To be done
Return all lines that include the string "labels".

○ ○ ○ ○ ○ ○ ○

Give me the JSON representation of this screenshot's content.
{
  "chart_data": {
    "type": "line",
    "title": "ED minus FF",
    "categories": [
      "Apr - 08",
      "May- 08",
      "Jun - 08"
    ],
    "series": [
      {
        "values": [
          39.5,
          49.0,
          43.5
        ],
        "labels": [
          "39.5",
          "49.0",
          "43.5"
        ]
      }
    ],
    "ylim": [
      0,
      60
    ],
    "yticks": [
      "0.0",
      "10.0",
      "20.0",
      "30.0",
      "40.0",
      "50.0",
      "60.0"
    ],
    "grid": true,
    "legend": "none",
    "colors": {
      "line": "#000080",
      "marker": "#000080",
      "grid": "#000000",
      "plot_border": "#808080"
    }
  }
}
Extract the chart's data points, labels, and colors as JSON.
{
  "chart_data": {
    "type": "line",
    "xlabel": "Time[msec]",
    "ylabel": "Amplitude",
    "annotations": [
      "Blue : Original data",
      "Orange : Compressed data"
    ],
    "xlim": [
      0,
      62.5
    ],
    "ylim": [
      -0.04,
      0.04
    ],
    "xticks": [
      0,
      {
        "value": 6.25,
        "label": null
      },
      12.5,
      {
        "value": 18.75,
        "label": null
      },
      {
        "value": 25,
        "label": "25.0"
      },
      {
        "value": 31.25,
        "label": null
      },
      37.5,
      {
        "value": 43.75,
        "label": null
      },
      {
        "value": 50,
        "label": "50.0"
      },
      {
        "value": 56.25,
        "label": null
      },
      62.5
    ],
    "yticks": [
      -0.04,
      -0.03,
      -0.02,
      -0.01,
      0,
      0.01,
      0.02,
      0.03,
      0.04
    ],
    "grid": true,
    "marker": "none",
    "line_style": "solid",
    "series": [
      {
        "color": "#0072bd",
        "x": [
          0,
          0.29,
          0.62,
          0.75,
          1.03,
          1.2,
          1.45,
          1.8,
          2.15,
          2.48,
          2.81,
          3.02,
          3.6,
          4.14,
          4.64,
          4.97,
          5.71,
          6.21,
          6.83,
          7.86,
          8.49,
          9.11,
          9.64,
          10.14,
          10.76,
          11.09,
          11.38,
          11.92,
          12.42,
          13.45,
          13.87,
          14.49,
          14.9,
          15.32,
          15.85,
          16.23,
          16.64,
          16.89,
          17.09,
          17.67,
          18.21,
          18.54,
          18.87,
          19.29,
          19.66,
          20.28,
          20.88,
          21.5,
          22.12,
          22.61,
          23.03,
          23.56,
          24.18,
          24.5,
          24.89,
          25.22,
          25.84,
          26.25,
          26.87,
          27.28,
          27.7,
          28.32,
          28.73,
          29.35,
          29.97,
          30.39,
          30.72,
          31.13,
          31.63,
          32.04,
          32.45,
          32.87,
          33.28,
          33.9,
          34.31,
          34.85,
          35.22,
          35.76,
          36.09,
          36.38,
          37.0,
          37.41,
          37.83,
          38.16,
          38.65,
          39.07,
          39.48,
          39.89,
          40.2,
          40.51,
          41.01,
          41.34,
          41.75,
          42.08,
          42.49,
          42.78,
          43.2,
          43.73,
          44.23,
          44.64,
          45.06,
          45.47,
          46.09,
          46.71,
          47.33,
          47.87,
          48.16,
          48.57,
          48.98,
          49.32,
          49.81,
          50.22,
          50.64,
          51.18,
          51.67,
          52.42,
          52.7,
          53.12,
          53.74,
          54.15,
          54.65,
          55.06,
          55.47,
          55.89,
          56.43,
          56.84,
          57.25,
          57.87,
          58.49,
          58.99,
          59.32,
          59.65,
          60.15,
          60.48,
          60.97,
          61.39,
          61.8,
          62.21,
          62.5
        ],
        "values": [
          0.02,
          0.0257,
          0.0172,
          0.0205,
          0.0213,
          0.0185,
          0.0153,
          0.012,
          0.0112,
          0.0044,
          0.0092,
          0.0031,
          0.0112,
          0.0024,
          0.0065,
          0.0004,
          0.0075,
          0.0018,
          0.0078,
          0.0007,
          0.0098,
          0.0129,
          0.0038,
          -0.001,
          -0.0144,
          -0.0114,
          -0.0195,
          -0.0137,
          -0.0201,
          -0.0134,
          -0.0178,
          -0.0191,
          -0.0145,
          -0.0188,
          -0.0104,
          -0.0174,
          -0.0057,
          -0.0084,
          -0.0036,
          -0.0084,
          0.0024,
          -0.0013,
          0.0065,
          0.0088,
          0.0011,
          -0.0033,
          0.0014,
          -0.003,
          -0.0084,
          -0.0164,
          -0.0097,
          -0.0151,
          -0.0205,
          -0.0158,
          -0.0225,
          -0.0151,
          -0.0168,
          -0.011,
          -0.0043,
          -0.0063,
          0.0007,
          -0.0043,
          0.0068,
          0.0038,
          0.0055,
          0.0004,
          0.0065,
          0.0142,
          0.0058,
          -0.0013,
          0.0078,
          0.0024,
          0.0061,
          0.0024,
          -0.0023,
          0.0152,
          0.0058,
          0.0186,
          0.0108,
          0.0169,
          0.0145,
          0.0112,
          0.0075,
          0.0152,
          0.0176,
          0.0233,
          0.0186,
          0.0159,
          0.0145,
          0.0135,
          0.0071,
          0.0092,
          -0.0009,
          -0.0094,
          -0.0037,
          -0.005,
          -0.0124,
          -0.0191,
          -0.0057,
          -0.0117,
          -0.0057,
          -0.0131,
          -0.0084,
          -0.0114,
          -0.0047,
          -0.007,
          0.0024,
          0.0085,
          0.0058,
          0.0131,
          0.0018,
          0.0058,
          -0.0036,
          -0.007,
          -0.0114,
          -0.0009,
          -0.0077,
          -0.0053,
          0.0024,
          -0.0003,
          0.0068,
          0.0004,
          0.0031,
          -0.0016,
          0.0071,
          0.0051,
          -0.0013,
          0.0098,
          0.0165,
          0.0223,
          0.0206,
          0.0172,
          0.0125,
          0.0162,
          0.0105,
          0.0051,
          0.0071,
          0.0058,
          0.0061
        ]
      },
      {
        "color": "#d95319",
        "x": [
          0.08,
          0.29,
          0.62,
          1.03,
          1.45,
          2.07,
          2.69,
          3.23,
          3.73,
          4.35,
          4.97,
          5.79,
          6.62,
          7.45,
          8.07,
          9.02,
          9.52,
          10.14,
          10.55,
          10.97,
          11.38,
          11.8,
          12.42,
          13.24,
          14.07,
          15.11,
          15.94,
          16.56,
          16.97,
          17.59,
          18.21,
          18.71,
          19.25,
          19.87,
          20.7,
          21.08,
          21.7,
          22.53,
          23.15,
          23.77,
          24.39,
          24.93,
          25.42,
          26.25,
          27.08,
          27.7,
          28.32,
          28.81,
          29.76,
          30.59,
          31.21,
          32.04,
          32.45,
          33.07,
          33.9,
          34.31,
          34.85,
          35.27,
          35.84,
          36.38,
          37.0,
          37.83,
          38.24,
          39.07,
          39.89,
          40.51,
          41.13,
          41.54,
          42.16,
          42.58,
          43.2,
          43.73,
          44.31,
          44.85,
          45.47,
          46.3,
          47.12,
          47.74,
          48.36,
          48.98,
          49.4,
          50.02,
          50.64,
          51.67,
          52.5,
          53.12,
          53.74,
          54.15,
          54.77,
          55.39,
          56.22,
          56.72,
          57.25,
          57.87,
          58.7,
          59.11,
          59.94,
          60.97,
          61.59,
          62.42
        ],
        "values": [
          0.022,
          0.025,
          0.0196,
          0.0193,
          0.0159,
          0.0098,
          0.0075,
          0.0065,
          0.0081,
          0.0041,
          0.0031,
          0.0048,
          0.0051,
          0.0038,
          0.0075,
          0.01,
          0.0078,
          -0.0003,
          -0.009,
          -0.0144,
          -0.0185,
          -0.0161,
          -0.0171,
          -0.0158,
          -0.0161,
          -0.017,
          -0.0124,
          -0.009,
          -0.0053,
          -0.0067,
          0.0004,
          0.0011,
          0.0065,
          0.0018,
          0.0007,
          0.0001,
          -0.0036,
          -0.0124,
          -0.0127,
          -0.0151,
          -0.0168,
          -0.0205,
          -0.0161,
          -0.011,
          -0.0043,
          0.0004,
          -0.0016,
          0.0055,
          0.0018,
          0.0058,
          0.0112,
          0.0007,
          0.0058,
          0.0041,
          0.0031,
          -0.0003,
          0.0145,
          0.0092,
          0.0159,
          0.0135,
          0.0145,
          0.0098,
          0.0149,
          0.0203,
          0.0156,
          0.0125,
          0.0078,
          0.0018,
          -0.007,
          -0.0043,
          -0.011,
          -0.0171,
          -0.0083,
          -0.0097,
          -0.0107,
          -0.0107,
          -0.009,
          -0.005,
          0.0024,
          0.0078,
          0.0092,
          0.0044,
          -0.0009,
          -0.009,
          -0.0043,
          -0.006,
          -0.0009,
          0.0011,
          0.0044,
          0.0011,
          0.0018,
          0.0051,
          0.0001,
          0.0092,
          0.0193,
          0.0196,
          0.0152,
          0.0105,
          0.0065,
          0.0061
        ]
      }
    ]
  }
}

○ ○ ○ ○ ○ ○ ○

Result
        "labels": [
Extract the chart's data points, labels, and colors as JSON.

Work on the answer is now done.